(Records)
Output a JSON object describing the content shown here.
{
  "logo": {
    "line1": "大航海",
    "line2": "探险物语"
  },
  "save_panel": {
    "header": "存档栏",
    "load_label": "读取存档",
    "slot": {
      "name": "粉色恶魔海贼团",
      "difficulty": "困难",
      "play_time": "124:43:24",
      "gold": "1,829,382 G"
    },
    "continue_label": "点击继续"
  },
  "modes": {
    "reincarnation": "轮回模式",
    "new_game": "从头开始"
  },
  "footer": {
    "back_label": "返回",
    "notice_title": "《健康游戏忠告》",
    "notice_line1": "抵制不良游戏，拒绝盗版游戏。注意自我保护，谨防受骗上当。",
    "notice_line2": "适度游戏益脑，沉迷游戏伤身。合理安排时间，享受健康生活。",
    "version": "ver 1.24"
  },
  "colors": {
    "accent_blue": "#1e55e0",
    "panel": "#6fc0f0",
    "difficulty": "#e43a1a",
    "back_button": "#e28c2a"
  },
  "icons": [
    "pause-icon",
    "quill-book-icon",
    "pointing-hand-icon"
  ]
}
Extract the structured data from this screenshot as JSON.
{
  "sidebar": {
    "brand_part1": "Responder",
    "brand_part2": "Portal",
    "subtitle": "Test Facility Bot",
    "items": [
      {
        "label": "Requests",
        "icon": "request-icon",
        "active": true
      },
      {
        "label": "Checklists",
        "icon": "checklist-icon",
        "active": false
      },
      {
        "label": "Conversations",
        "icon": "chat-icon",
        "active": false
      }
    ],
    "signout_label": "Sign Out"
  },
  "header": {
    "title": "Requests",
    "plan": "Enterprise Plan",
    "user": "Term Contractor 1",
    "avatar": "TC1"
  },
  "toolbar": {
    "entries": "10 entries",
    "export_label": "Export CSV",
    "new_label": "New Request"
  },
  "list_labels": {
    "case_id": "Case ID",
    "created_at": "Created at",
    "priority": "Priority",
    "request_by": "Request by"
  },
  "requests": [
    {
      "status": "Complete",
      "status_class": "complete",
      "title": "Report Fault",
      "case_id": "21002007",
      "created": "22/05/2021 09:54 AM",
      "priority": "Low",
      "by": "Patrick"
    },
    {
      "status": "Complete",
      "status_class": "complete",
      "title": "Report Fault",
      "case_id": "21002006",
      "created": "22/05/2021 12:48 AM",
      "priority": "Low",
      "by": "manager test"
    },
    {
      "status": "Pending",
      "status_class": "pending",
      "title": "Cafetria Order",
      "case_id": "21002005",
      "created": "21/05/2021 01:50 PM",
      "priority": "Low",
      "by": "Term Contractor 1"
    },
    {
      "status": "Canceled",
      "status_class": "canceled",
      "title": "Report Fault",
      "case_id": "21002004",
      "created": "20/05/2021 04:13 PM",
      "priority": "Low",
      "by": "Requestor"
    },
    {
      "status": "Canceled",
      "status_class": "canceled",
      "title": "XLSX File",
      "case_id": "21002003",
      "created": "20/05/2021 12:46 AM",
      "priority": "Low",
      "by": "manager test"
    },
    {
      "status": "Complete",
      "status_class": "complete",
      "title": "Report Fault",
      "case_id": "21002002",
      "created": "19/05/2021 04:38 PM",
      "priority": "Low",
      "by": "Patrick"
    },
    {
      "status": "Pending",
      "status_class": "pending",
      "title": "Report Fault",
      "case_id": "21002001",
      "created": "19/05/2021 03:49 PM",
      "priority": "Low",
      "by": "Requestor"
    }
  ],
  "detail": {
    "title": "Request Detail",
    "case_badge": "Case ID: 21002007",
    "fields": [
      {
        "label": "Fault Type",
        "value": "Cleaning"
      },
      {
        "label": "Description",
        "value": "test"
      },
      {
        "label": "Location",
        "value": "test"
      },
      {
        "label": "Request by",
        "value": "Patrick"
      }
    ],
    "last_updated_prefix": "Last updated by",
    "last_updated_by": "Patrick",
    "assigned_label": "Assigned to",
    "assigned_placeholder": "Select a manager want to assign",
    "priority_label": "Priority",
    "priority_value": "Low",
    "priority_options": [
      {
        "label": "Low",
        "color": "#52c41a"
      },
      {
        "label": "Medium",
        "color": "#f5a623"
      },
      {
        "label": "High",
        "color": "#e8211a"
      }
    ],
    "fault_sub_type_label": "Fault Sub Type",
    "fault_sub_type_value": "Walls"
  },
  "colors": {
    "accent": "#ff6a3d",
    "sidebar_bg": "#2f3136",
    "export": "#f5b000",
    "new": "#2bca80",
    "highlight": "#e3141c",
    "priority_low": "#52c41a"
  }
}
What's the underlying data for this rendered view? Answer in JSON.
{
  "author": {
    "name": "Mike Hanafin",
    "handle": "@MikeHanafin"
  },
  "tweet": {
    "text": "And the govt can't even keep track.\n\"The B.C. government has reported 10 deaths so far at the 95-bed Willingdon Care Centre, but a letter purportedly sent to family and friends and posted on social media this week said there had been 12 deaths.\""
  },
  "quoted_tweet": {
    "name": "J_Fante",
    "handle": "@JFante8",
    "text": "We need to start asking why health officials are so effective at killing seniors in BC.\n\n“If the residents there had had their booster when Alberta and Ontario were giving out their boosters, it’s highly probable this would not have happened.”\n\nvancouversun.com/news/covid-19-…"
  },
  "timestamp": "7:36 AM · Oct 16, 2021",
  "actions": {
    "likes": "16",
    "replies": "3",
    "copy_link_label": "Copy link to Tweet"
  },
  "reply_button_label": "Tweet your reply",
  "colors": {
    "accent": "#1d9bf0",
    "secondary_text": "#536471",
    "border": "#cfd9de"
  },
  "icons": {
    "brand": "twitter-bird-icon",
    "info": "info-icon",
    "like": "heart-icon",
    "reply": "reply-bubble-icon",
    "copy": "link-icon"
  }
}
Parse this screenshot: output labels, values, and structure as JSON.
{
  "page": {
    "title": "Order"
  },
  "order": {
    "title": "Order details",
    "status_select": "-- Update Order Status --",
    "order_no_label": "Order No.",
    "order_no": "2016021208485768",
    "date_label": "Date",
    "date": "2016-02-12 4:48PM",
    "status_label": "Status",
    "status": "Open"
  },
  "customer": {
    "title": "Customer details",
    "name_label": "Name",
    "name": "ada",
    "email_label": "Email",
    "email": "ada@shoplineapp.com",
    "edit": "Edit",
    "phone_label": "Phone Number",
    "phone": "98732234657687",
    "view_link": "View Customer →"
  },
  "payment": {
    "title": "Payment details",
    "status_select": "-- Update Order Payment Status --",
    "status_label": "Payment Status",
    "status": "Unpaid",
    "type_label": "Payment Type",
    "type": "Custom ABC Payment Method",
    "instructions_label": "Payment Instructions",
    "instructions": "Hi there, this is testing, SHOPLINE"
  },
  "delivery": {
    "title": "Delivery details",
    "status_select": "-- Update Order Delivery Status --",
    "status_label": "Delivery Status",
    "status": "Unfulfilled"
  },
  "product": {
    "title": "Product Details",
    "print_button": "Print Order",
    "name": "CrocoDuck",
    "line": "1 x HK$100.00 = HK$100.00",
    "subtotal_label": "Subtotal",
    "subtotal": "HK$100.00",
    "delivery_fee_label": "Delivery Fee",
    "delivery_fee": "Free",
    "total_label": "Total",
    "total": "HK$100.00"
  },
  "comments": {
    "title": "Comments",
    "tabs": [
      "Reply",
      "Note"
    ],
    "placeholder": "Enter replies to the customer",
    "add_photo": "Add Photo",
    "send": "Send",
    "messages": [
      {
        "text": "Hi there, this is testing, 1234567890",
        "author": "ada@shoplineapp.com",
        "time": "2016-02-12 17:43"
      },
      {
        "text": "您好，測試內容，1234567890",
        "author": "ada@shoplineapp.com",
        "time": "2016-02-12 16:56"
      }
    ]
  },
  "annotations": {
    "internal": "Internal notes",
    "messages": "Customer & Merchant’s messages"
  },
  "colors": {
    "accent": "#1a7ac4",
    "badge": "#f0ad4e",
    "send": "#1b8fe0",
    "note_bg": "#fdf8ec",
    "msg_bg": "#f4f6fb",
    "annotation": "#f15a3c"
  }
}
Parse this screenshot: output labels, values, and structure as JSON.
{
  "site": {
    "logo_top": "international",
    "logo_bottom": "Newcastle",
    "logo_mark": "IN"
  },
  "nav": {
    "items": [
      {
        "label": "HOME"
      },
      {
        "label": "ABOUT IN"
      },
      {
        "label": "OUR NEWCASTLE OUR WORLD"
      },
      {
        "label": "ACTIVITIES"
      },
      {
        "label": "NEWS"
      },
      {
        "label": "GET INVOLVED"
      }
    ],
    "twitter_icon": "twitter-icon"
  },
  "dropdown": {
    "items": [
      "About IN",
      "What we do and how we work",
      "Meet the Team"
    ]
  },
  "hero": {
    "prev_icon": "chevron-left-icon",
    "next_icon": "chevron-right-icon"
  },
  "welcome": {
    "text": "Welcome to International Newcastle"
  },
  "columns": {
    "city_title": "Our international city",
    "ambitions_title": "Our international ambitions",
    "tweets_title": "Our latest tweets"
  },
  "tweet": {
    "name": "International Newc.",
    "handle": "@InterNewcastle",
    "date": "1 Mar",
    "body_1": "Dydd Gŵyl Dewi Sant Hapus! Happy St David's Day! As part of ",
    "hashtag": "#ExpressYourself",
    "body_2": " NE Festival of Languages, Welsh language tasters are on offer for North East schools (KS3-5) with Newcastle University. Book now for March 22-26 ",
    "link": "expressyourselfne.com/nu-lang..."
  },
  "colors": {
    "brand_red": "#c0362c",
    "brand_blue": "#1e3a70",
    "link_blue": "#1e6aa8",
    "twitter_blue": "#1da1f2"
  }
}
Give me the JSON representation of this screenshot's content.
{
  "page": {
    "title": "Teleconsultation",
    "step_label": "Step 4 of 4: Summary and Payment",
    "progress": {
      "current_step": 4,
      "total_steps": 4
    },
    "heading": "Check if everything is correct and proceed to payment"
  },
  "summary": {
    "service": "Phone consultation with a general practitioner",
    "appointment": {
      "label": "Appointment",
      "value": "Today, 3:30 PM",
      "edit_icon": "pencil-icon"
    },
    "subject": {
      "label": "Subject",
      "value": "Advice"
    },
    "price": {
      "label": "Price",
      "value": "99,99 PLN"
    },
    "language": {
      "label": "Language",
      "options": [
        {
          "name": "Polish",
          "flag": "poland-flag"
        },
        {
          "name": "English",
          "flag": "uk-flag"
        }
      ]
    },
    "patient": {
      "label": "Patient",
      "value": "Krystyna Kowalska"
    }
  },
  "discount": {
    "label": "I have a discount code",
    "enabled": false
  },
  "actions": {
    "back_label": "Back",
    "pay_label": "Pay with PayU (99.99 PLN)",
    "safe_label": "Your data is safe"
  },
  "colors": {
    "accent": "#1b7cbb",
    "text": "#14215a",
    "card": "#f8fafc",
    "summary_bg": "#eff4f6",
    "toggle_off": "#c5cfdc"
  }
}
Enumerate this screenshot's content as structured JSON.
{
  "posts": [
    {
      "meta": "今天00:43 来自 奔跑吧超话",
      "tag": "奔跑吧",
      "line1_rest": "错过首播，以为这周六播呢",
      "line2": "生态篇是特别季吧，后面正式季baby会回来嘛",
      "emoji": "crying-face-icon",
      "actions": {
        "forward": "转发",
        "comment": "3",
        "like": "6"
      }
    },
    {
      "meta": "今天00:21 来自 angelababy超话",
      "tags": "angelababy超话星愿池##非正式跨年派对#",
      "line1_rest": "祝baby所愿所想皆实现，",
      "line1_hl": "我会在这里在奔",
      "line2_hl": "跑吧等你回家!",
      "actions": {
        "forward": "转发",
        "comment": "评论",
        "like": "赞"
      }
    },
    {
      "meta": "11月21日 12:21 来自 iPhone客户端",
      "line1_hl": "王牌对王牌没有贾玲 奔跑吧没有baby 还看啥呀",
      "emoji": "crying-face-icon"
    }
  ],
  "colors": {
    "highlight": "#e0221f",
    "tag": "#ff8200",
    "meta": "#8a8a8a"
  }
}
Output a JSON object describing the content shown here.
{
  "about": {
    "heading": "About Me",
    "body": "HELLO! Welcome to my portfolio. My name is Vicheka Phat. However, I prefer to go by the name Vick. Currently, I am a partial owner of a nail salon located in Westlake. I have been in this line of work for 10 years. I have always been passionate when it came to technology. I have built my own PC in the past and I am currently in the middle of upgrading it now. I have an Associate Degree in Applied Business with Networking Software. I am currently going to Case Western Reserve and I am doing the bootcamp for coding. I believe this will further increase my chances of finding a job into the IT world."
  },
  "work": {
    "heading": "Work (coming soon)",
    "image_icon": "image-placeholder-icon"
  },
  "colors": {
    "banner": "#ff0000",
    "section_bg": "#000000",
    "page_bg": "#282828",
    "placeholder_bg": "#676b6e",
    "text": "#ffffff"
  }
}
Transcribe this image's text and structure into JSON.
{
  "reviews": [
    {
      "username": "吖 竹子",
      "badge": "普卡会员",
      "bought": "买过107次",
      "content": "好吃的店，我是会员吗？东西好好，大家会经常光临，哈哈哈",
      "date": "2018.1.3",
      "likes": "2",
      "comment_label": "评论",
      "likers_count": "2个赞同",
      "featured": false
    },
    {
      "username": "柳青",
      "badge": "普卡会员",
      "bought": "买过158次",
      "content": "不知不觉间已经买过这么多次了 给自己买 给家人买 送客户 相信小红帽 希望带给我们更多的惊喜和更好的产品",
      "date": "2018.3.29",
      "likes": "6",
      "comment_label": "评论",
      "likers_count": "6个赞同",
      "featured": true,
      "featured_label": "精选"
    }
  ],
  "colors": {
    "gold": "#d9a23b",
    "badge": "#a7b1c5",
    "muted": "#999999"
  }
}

§ **Direction**:
Search the entries for the word "image" and pick out every line that holds it.

§ **Solution to this exercise**:
    "image_icon": "image-placeholder-icon"
Transcribe this image's text and structure into JSON.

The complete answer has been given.